▸ Problem to work on:
Read the entries below and pull out each line with the string "熟悉掌握利用".

— start —

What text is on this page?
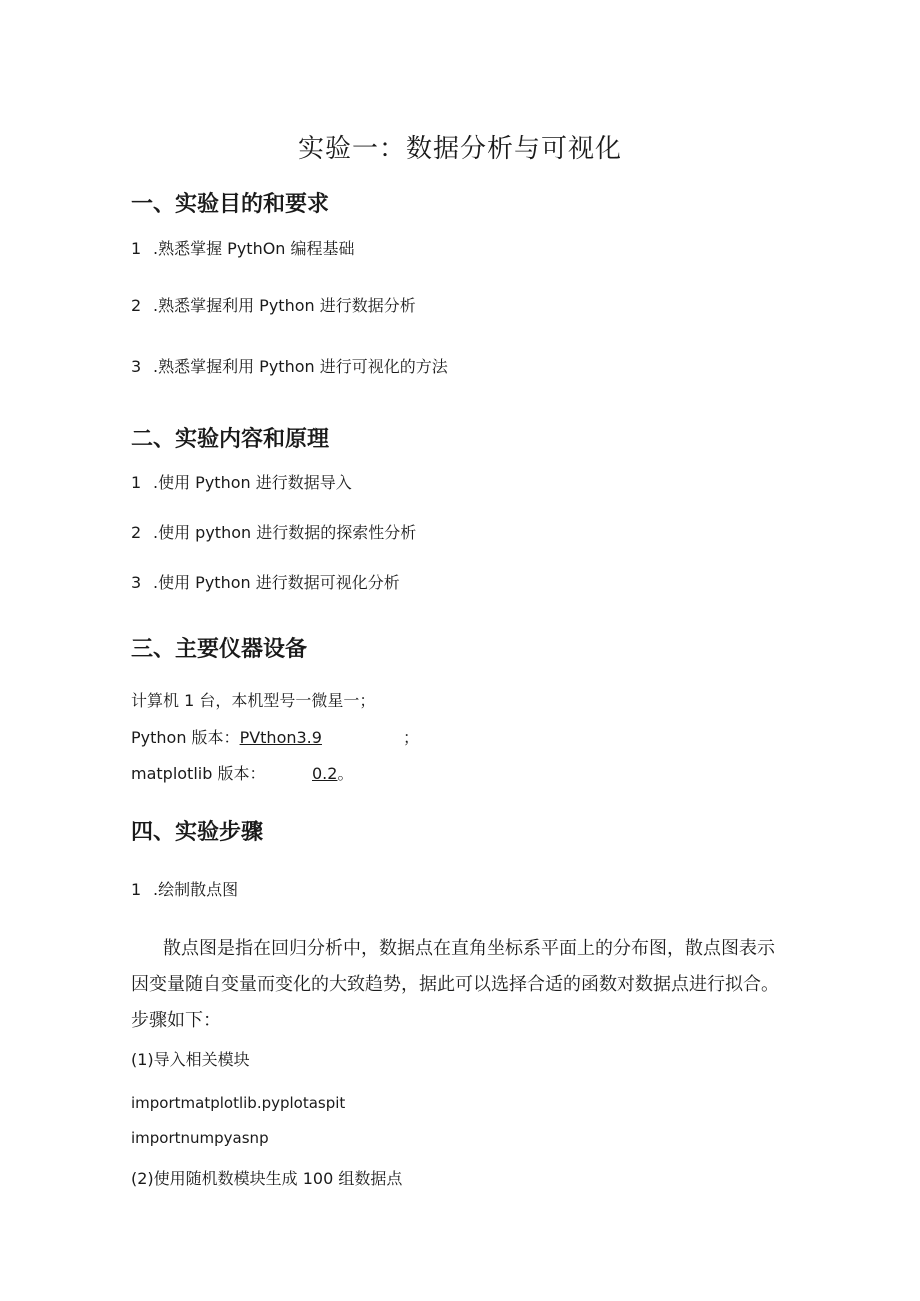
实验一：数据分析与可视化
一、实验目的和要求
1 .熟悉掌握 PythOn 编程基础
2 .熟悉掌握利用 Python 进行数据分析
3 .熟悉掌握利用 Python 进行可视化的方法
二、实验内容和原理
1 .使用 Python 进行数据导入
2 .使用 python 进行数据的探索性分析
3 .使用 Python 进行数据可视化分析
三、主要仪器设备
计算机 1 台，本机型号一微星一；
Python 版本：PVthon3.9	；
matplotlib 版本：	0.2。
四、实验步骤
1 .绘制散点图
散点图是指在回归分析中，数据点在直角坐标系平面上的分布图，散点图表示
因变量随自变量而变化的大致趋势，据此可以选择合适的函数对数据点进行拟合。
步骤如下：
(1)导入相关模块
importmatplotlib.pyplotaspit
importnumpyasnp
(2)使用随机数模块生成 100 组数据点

— end —

▸ Complete response:
2 .熟悉掌握利用 Python 进行数据分析
3 .熟悉掌握利用 Python 进行可视化的方法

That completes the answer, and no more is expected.